* Task details *
Give a verbatim copy of the lines below, minus the pictures.
——
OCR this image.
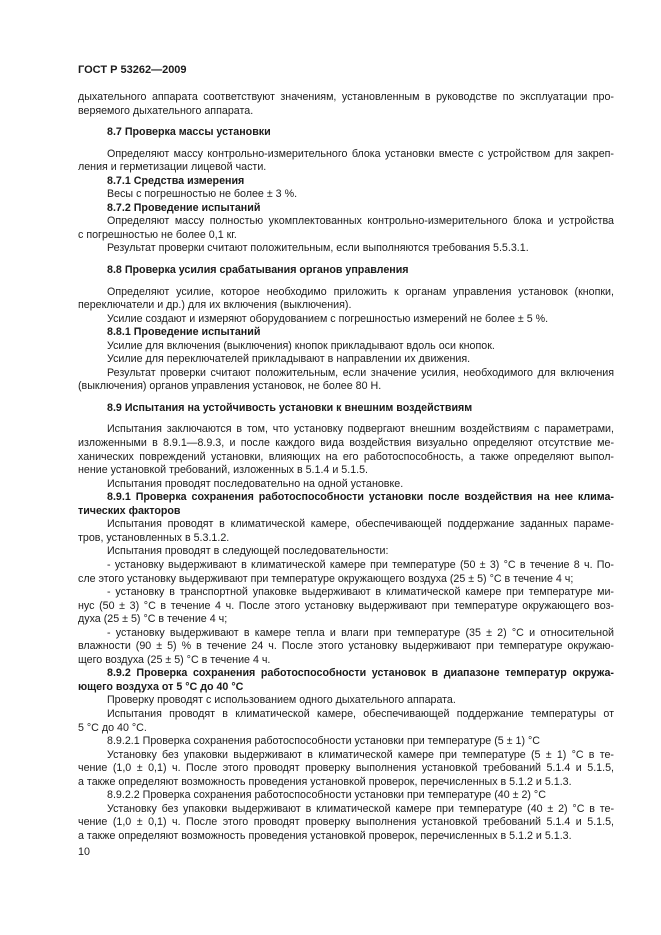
ГОСТ Р 53262—2009
дыхательного аппарата соответствуют значениям, установленным в руководстве по эксплуатации про-
веряемого дыхательного аппарата.
8.7 Проверка массы установки
Определяют массу контрольно-измерительного блока установки вместе с устройством для закреп-
ления и герметизации лицевой части.
8.7.1 Средства измерения
Весы с погрешностью не более ± 3 %.
8.7.2 Проведение испытаний
Определяют массу полностью укомплектованных контрольно-измерительного блока и устройства
с погрешностью не более 0,1 кг.
Результат проверки считают положительным, если выполняются требования 5.5.3.1.
8.8 Проверка усилия срабатывания органов управления
Определяют усилие, которое необходимо приложить к органам управления установок (кнопки,
переключатели и др.) для их включения (выключения).
Усилие создают и измеряют оборудованием с погрешностью измерений не более ± 5 %.
8.8.1 Проведение испытаний
Усилие для включения (выключения) кнопок прикладывают вдоль оси кнопок.
Усилие для переключателей прикладывают в направлении их движения.
Результат проверки считают положительным, если значение усилия, необходимого для включения
(выключения) органов управления установок, не более 80 Н.
8.9 Испытания на устойчивость установки к внешним воздействиям
Испытания заключаются в том, что установку подвергают внешним воздействиям с параметрами,
изложенными в 8.9.1—8.9.3, и после каждого вида воздействия визуально определяют отсутствие ме-
ханических повреждений установки, влияющих на его работоспособность, а также определяют выпол-
нение установкой требований, изложенных в 5.1.4 и 5.1.5.
Испытания проводят последовательно на одной установке.
8.9.1 Проверка сохранения работоспособности установки после воздействия на нее клима-
тических факторов
Испытания проводят в климатической камере, обеспечивающей поддержание заданных параме-
тров, установленных в 5.3.1.2.
Испытания проводят в следующей последовательности:
- установку выдерживают в климатической камере при температуре (50 ± 3) °C в течение 8 ч. По-
сле этого установку выдерживают при температуре окружающего воздуха (25 ± 5) °C в течение 4 ч;
- установку в транспортной упаковке выдерживают в климатической камере при температуре ми-
нус (50 ± 3) °C в течение 4 ч. После этого установку выдерживают при температуре окружающего воз-
духа (25 ± 5) °C в течение 4 ч;
- установку выдерживают в камере тепла и влаги при температуре (35 ± 2) °C и относительной
влажности (90 ± 5) % в течение 24 ч. После этого установку выдерживают при температуре окружаю-
щего воздуха (25 ± 5) °C в течение 4 ч.
8.9.2 Проверка сохранения работоспособности установок в диапазоне температур окружа-
ющего воздуха от 5 °C до 40 °C
Проверку проводят с использованием одного дыхательного аппарата.
Испытания проводят в климатической камере, обеспечивающей поддержание температуры от
5 °C до 40 °C.
8.9.2.1 Проверка сохранения работоспособности установки при температуре (5 ± 1) °C
Установку без упаковки выдерживают в климатической камере при температуре (5 ± 1) °C в те-
чение (1,0 ± 0,1) ч. После этого проводят проверку выполнения установкой требований 5.1.4 и 5.1.5,
а также определяют возможность проведения установкой проверок, перечисленных в 5.1.2 и 5.1.3.
8.9.2.2 Проверка сохранения работоспособности установки при температуре (40 ± 2) °C
Установку без упаковки выдерживают в климатической камере при температуре (40 ± 2) °C в те-
чение (1,0 ± 0,1) ч. После этого проводят проверку выполнения установкой требований 5.1.4 и 5.1.5,
а также определяют возможность проведения установкой проверок, перечисленных в 5.1.2 и 5.1.3.
10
——
* In response *
OCR this image.
ГОСТ Р 53262—2009
дыхательного аппарата соответствуют значениям, установленным в руководстве по эксплуатации про-
веряемого дыхательного аппарата.
8.7 Проверка массы установки
Определяют массу контрольно-измерительного блока установки вместе с устройством для закреп-
ления и герметизации лицевой части.
8.7.1 Средства измерения
Весы с погрешностью не более ± 3 %.
8.7.2 Проведение испытаний
Определяют массу полностью укомплектованных контрольно-измерительного блока и устройства
с погрешностью не более 0,1 кг.
Результат проверки считают положительным, если выполняются требования 5.5.3.1.
8.8 Проверка усилия срабатывания органов управления
Определяют усилие, которое необходимо приложить к органам управления установок (кнопки,
переключатели и др.) для их включения (выключения).
Усилие создают и измеряют оборудованием с погрешностью измерений не более ± 5 %.
8.8.1 Проведение испытаний
Усилие для включения (выключения) кнопок прикладывают вдоль оси кнопок.
Усилие для переключателей прикладывают в направлении их движения.
Результат проверки считают положительным, если значение усилия, необходимого для включения
(выключения) органов управления установок, не более 80 Н.
8.9 Испытания на устойчивость установки к внешним воздействиям
Испытания заключаются в том, что установку подвергают внешним воздействиям с параметрами,
изложенными в 8.9.1—8.9.3, и после каждого вида воздействия визуально определяют отсутствие ме-
ханических повреждений установки, влияющих на его работоспособность, а также определяют выпол-
нение установкой требований, изложенных в 5.1.4 и 5.1.5.
Испытания проводят последовательно на одной установке.
8.9.1 Проверка сохранения работоспособности установки после воздействия на нее клима-
тических факторов
Испытания проводят в климатической камере, обеспечивающей поддержание заданных параме-
тров, установленных в 5.3.1.2.
Испытания проводят в следующей последовательности:
- установку выдерживают в климатической камере при температуре (50 ± 3) °C в течение 8 ч. По-
сле этого установку выдерживают при температуре окружающего воздуха (25 ± 5) °C в течение 4 ч;
- установку в транспортной упаковке выдерживают в климатической камере при температуре ми-
нус (50 ± 3) °C в течение 4 ч. После этого установку выдерживают при температуре окружающего воз-
духа (25 ± 5) °C в течение 4 ч;
- установку выдерживают в камере тепла и влаги при температуре (35 ± 2) °C и относительной
влажности (90 ± 5) % в течение 24 ч. После этого установку выдерживают при температуре окружаю-
щего воздуха (25 ± 5) °C в течение 4 ч.
8.9.2 Проверка сохранения работоспособности установок в диапазоне температур окружа-
ющего воздуха от 5 °C до 40 °C
Проверку проводят с использованием одного дыхательного аппарата.
Испытания проводят в климатической камере, обеспечивающей поддержание температуры от
5 °C до 40 °C.
8.9.2.1 Проверка сохранения работоспособности установки при температуре (5 ± 1) °C
Установку без упаковки выдерживают в климатической камере при температуре (5 ± 1) °C в те-
чение (1,0 ± 0,1) ч. После этого проводят проверку выполнения установкой требований 5.1.4 и 5.1.5,
а также определяют возможность проведения установкой проверок, перечисленных в 5.1.2 и 5.1.3.
8.9.2.2 Проверка сохранения работоспособности установки при температуре (40 ± 2) °C
Установку без упаковки выдерживают в климатической камере при температуре (40 ± 2) °C в те-
чение (1,0 ± 0,1) ч. После этого проводят проверку выполнения установкой требований 5.1.4 и 5.1.5,
а также определяют возможность проведения установкой проверок, перечисленных в 5.1.2 и 5.1.3.
10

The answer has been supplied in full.